» EXTRACTED ENTRIES
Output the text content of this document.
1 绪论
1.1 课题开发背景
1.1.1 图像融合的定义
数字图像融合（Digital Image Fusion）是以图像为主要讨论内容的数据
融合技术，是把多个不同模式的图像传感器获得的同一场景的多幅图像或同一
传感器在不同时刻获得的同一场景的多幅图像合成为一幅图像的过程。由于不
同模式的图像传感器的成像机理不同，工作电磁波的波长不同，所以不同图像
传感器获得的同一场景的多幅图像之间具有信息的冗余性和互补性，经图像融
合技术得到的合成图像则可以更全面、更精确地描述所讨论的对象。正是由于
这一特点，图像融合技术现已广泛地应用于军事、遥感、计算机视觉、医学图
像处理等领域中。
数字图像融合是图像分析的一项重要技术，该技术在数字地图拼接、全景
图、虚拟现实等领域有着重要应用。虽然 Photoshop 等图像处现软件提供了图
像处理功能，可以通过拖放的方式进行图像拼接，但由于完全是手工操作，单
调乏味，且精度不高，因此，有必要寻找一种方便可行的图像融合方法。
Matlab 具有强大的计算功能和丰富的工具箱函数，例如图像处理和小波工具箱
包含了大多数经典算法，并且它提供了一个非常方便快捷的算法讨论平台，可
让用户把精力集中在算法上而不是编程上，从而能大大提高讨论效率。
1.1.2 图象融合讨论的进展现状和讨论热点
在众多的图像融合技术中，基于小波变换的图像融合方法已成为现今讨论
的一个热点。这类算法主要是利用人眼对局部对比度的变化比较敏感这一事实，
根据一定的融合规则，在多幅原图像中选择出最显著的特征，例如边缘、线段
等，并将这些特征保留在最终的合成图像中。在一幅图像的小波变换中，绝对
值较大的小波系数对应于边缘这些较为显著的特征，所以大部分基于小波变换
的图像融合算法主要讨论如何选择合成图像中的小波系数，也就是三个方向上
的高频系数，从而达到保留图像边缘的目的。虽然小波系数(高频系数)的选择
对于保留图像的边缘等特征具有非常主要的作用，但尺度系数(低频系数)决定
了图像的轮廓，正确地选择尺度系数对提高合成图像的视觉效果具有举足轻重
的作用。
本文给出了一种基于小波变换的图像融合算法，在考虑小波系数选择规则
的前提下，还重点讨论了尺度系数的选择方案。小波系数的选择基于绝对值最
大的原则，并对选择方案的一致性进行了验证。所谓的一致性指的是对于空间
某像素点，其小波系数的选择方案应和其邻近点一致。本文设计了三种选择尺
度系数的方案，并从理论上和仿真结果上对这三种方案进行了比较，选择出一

» GIVEN TASK
Please repeat all the records above exactly as they appear.

» TASK SOLUTION
Output the text content of this document.
1 绪论
1.1 课题开发背景
1.1.1 图像融合的定义
数字图像融合（Digital Image Fusion）是以图像为主要讨论内容的数据
融合技术，是把多个不同模式的图像传感器获得的同一场景的多幅图像或同一
传感器在不同时刻获得的同一场景的多幅图像合成为一幅图像的过程。由于不
同模式的图像传感器的成像机理不同，工作电磁波的波长不同，所以不同图像
传感器获得的同一场景的多幅图像之间具有信息的冗余性和互补性，经图像融
合技术得到的合成图像则可以更全面、更精确地描述所讨论的对象。正是由于
这一特点，图像融合技术现已广泛地应用于军事、遥感、计算机视觉、医学图
像处理等领域中。
数字图像融合是图像分析的一项重要技术，该技术在数字地图拼接、全景
图、虚拟现实等领域有着重要应用。虽然 Photoshop 等图像处现软件提供了图
像处理功能，可以通过拖放的方式进行图像拼接，但由于完全是手工操作，单
调乏味，且精度不高，因此，有必要寻找一种方便可行的图像融合方法。
Matlab 具有强大的计算功能和丰富的工具箱函数，例如图像处理和小波工具箱
包含了大多数经典算法，并且它提供了一个非常方便快捷的算法讨论平台，可
让用户把精力集中在算法上而不是编程上，从而能大大提高讨论效率。
1.1.2 图象融合讨论的进展现状和讨论热点
在众多的图像融合技术中，基于小波变换的图像融合方法已成为现今讨论
的一个热点。这类算法主要是利用人眼对局部对比度的变化比较敏感这一事实，
根据一定的融合规则，在多幅原图像中选择出最显著的特征，例如边缘、线段
等，并将这些特征保留在最终的合成图像中。在一幅图像的小波变换中，绝对
值较大的小波系数对应于边缘这些较为显著的特征，所以大部分基于小波变换
的图像融合算法主要讨论如何选择合成图像中的小波系数，也就是三个方向上
的高频系数，从而达到保留图像边缘的目的。虽然小波系数(高频系数)的选择
对于保留图像的边缘等特征具有非常主要的作用，但尺度系数(低频系数)决定
了图像的轮廓，正确地选择尺度系数对提高合成图像的视觉效果具有举足轻重
的作用。
本文给出了一种基于小波变换的图像融合算法，在考虑小波系数选择规则
的前提下，还重点讨论了尺度系数的选择方案。小波系数的选择基于绝对值最
大的原则，并对选择方案的一致性进行了验证。所谓的一致性指的是对于空间
某像素点，其小波系数的选择方案应和其邻近点一致。本文设计了三种选择尺
度系数的方案，并从理论上和仿真结果上对这三种方案进行了比较，选择出一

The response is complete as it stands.